=== AIM OF THE TASK ===
Wherever the string "name" appears in a line, extract that line.

····················

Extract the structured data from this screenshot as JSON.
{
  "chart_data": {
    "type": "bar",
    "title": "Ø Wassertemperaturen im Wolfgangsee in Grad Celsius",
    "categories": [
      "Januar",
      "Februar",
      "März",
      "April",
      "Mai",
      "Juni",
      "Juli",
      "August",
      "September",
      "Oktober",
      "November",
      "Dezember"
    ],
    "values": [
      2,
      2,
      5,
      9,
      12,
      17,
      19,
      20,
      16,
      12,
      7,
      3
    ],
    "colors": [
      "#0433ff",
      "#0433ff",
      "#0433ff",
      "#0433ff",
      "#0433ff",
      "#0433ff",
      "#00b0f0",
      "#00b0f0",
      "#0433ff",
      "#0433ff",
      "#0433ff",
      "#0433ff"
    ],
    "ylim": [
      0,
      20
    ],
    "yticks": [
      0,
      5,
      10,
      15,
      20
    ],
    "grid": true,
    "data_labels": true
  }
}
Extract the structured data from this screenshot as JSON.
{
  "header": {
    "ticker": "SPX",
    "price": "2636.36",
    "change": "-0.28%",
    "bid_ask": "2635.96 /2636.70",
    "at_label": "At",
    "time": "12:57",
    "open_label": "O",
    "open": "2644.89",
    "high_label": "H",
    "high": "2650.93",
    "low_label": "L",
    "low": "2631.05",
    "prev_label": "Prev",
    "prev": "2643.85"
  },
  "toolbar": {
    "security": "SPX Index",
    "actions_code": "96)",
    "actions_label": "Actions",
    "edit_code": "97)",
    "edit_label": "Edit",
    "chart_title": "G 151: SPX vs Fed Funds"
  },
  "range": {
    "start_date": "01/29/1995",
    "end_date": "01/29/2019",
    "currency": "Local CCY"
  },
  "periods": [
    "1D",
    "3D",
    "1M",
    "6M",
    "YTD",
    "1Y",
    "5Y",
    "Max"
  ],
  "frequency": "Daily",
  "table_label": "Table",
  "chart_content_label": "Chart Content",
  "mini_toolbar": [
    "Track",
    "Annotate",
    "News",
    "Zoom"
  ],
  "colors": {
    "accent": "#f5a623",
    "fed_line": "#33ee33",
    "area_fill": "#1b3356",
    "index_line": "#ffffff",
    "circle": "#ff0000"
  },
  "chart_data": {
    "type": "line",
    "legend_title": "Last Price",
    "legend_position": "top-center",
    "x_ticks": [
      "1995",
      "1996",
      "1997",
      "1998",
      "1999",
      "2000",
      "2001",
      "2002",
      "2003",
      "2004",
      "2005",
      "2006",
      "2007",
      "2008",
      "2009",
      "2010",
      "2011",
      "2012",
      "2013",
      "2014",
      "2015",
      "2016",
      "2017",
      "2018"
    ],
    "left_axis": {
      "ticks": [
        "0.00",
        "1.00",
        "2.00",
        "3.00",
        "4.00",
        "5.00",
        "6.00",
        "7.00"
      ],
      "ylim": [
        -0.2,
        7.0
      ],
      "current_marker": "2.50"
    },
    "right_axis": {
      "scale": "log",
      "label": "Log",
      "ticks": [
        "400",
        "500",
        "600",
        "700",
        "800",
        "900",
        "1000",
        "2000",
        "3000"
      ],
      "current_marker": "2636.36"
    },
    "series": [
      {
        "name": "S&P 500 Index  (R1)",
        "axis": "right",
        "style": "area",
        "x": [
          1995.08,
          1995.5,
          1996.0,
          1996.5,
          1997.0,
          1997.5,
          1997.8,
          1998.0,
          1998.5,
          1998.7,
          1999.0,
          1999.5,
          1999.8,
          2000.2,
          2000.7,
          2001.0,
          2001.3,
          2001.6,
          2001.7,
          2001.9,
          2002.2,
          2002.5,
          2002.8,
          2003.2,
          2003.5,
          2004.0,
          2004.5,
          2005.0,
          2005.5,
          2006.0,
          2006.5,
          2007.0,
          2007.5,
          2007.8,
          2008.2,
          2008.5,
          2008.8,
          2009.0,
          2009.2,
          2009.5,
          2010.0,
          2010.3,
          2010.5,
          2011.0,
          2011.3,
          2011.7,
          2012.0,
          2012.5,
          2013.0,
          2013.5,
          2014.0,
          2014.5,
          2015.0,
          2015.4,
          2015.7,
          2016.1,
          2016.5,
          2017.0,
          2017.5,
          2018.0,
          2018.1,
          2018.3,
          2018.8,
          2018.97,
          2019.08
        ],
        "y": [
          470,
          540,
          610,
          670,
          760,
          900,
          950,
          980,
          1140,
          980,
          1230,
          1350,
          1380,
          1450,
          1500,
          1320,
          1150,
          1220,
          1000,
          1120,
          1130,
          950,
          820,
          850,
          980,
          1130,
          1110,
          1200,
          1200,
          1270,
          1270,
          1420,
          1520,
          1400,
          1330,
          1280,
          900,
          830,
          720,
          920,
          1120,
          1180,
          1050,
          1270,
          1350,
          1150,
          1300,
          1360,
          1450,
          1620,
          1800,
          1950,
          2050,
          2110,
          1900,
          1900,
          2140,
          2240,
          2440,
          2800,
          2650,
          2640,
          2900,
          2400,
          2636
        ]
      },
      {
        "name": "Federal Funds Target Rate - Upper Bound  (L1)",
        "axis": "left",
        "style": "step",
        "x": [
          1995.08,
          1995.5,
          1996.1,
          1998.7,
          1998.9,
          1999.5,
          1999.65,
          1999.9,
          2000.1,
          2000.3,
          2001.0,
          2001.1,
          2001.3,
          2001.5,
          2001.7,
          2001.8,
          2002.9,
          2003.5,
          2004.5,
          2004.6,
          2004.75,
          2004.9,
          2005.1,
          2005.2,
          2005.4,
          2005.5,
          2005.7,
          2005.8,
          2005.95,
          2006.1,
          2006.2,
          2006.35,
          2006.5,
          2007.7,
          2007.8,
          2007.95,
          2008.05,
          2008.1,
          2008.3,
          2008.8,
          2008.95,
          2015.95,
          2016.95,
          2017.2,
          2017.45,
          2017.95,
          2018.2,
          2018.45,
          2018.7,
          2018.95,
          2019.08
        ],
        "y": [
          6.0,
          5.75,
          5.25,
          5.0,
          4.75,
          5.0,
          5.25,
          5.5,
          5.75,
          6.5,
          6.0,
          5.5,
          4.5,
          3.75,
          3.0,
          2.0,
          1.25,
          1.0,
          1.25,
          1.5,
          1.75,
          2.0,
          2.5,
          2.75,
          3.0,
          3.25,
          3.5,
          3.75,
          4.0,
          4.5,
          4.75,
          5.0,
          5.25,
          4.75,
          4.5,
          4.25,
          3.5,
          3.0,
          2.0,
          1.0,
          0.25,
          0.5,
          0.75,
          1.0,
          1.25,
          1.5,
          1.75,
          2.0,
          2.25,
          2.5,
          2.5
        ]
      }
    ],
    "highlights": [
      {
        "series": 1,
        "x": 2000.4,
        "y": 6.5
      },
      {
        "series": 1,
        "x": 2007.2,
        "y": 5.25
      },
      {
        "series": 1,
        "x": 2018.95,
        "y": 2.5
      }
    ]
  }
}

····················

=== SOLUTION TO THIS EXERCISE ===
        "name": "S&P 500 Index  (R1)",
        "name": "Federal Funds Target Rate - Upper Bound  (L1)",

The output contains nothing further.